* _Exercise description_:
List every line in this data where the string "died" occurs.

--- START OF Data entries ---

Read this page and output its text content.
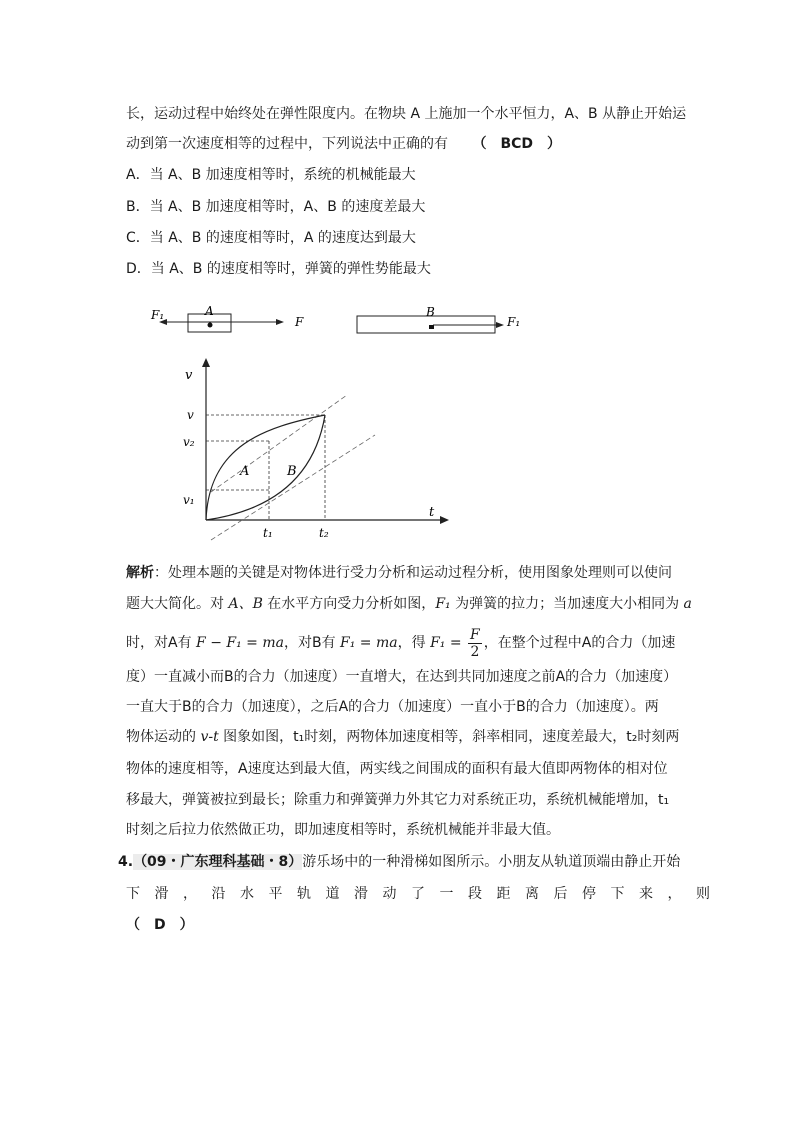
长，运动过程中始终处在弹性限度内。在物块 A 上施加一个水平恒力，A、B 从静止开始运
动到第一次速度相等的过程中，下列说法中正确的有 （　BCD　）
A．当 A、B 加速度相等时，系统的机械能最大
B．当 A、B 加速度相等时，A、B 的速度差最大
C．当 A、B 的速度相等时，A 的速度达到最大
D．当 A、B 的速度相等时，弹簧的弹性势能最大
F₁	A
F
B
F₁
v
t
v
v₂
v₁
t₁	t₂
A	B
解析：处理本题的关键是对物体进行受力分析和运动过程分析，使用图象处理则可以使问
题大大简化。对 A、B 在水平方向受力分析如图，F₁ 为弹簧的拉力；当加速度大小相同为 a
时，对A有 F − F₁ = ma，对B有 F₁ = ma，得 $F_1 = \frac{F}{2}$ ，在整个过程中A的合力（加速
度）一直减小而B的合力（加速度）一直增大，在达到共同加速度之前A的合力（加速度）
一直大于B的合力（加速度），之后A的合力（加速度）一直小于B的合力（加速度）。两
物体运动的 v-t 图象如图，t₁时刻，两物体加速度相等，斜率相同，速度差最大，t₂时刻两
物体的速度相等，A速度达到最大值，两实线之间围成的面积有最大值即两物体的相对位
移最大，弹簧被拉到最长；除重力和弹簧弹力外其它力对系统正功，系统机械能增加，t₁
时刻之后拉力依然做正功，即加速度相等时，系统机械能并非最大值。
4.（09・广东理科基础・8）游乐场中的一种滑梯如图所示。小朋友从轨道顶端由静止开始
下滑，沿水平轨道滑动了一段距离后停下来，则
（　D　）
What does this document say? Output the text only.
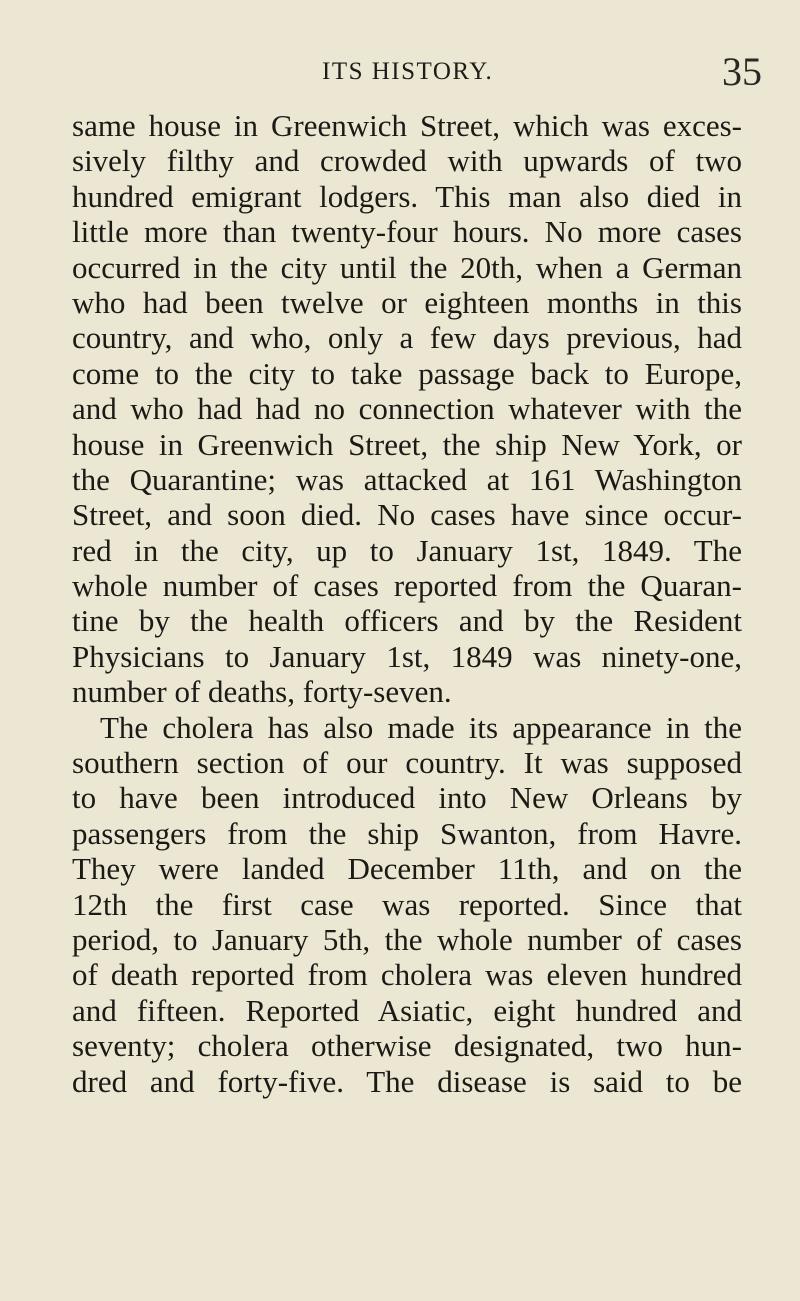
ITS HISTORY.	35
same house in Greenwich Street, which was exces-
sively filthy and crowded with upwards of two
hundred emigrant lodgers. This man also died in
little more than twenty-four hours. No more cases
occurred in the city until the 20th, when a German
who had been twelve or eighteen months in this
country, and who, only a few days previous, had
come to the city to take passage back to Europe,
and who had had no connection whatever with the
house in Greenwich Street, the ship New York, or
the Quarantine; was attacked at 161 Washington
Street, and soon died. No cases have since occur-
red in the city, up to January 1st, 1849. The
whole number of cases reported from the Quaran-
tine by the health officers and by the Resident
Physicians to January 1st, 1849 was ninety-one,
number of deaths, forty-seven.
The cholera has also made its appearance in the
southern section of our country. It was supposed
to have been introduced into New Orleans by
passengers from the ship Swanton, from Havre.
They were landed December 11th, and on the
12th the first case was reported. Since that
period, to January 5th, the whole number of cases
of death reported from cholera was eleven hundred
and fifteen. Reported Asiatic, eight hundred and
seventy; cholera otherwise designated, two hun-
dred and forty-five. The disease is said to be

--- END OF Data entries ---

* _Correct result_:
hundred emigrant lodgers. This man also died in
Street, and soon died. No cases have since occur-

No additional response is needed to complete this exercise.